● **REQUIRED WORK**
State how many of the lines below contain the string "chart". Give only the number.

Start WORKING DATA

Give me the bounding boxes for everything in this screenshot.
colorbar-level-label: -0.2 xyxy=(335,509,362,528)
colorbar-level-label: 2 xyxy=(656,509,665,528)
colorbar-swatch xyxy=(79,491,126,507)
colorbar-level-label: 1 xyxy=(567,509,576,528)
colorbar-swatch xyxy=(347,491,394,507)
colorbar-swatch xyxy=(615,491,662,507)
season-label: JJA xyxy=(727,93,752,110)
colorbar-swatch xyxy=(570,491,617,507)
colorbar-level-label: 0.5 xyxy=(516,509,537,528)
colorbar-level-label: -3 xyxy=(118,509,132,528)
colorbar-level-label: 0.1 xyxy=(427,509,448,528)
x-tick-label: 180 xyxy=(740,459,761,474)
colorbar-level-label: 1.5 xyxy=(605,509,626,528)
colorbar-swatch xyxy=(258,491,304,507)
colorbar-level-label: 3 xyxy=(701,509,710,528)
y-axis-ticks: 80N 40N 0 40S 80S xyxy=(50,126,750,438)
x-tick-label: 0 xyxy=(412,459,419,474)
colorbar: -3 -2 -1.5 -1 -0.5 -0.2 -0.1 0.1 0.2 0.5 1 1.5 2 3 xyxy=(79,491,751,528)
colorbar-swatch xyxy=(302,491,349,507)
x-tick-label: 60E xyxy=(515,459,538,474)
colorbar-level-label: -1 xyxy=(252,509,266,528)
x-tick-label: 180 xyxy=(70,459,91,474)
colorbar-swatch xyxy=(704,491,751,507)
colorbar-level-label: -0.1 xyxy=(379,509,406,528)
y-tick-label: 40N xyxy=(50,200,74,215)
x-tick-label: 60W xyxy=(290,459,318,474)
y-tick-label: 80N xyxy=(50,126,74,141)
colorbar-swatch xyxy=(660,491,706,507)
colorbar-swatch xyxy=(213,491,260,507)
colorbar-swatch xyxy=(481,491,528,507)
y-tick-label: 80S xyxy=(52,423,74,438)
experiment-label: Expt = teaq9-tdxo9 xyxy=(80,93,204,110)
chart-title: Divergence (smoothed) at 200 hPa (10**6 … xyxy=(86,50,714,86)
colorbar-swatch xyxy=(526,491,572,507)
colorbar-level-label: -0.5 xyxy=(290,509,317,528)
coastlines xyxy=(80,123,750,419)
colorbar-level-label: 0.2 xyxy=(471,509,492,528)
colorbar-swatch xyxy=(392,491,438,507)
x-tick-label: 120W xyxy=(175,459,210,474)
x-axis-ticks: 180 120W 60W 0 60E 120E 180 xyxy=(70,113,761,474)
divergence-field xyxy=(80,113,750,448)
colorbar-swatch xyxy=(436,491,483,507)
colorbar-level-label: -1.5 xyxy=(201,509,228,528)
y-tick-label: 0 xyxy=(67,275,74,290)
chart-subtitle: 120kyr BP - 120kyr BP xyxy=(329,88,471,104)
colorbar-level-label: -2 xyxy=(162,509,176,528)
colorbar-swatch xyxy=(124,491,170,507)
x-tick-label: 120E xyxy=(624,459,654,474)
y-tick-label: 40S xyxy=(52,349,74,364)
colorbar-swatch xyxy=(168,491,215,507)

End WORKING DATA

● **FINISHED EXERCISE**
2